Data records

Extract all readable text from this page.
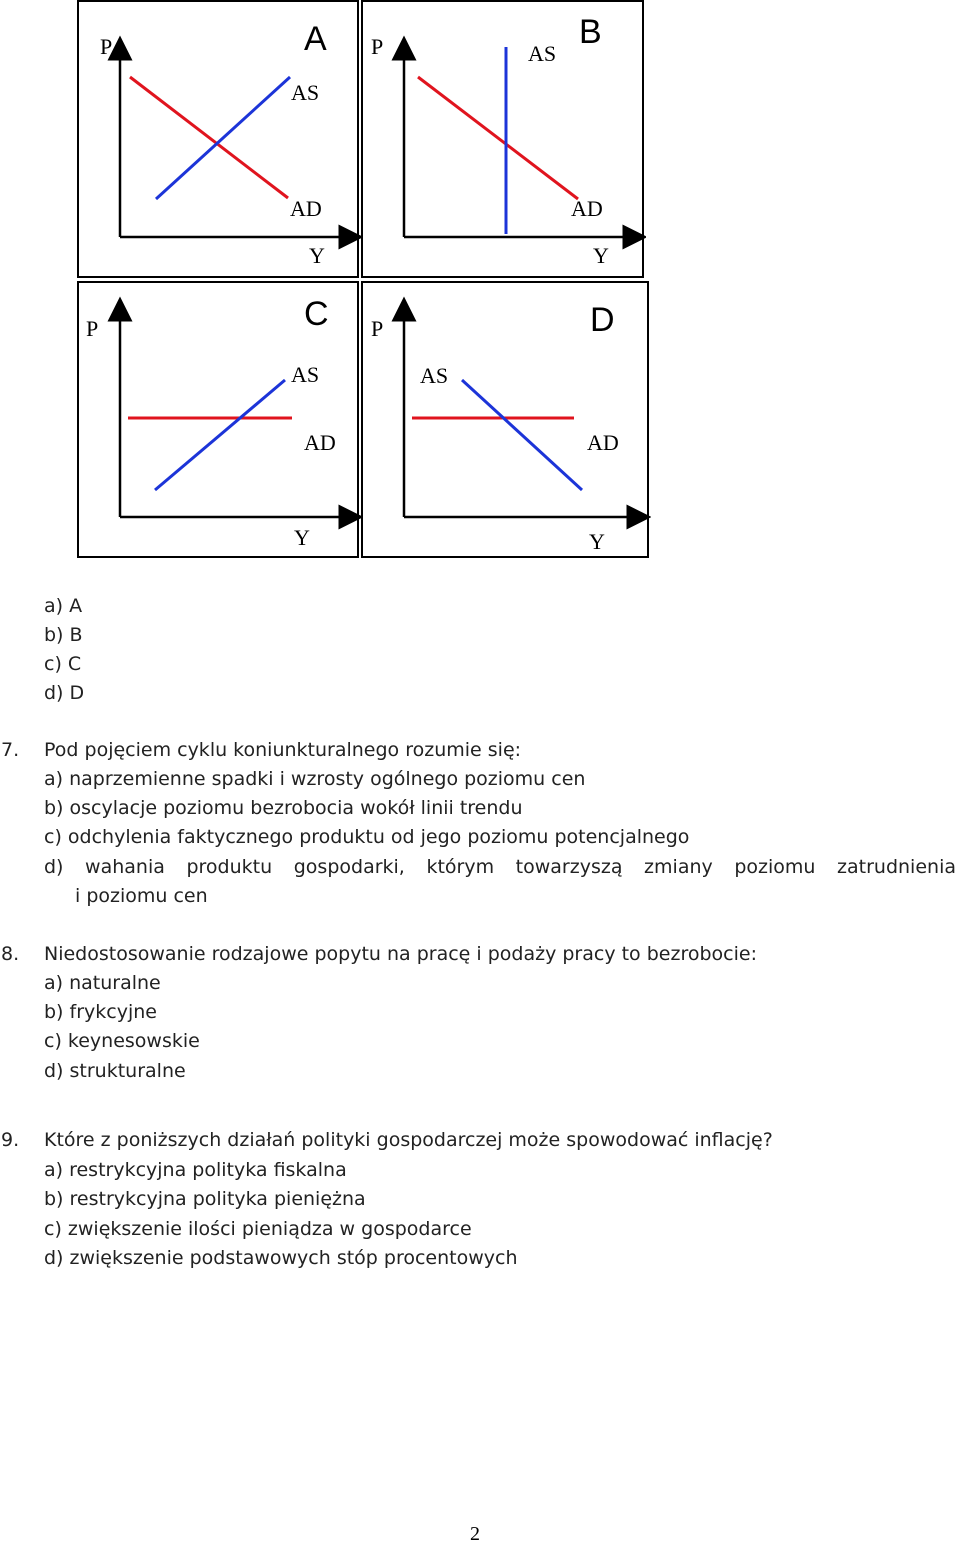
P	A
AS
AD
Y
P	B
AS
AD
Y
P	C
AS
AD
Y
P	D
AS
AD
Y
a) A
b) B
c) C
d) D
7. Pod pojęciem cyklu koniunkturalnego rozumie się:
a) naprzemienne spadki i wzrosty ogólnego poziomu cen
b) oscylacje poziomu bezrobocia wokół linii trendu
c) odchylenia faktycznego produktu od jego poziomu potencjalnego
d) wahania produktu gospodarki, którym towarzyszą zmiany poziomu zatrudnienia
i poziomu cen
8. Niedostosowanie rodzajowe popytu na pracę i podaży pracy to bezrobocie:
a) naturalne
b) frykcyjne
c) keynesowskie
d) strukturalne
9. Które z poniższych działań polityki gospodarczej może spowodować inflację?
a) restrykcyjna polityka fiskalna
b) restrykcyjna polityka pieniężna
c) zwiększenie ilości pieniądza w gospodarce
d) zwiększenie podstawowych stóp procentowych
2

What is required
Return each line from the material above exactly, but not the pictures.

Solution to this task
Extract all readable text from this page.
P	A
AS
AD
Y
P	B
AS
AD
Y
P	C
AS
AD
Y
P	D
AS
AD
Y
a) A
b) B
c) C
d) D
7. Pod pojęciem cyklu koniunkturalnego rozumie się:
a) naprzemienne spadki i wzrosty ogólnego poziomu cen
b) oscylacje poziomu bezrobocia wokół linii trendu
c) odchylenia faktycznego produktu od jego poziomu potencjalnego
d) wahania produktu gospodarki, którym towarzyszą zmiany poziomu zatrudnienia
i poziomu cen
8. Niedostosowanie rodzajowe popytu na pracę i podaży pracy to bezrobocie:
a) naturalne
b) frykcyjne
c) keynesowskie
d) strukturalne
9. Które z poniższych działań polityki gospodarczej może spowodować inflację?
a) restrykcyjna polityka fiskalna
b) restrykcyjna polityka pieniężna
c) zwiększenie ilości pieniądza w gospodarce
d) zwiększenie podstawowych stóp procentowych
2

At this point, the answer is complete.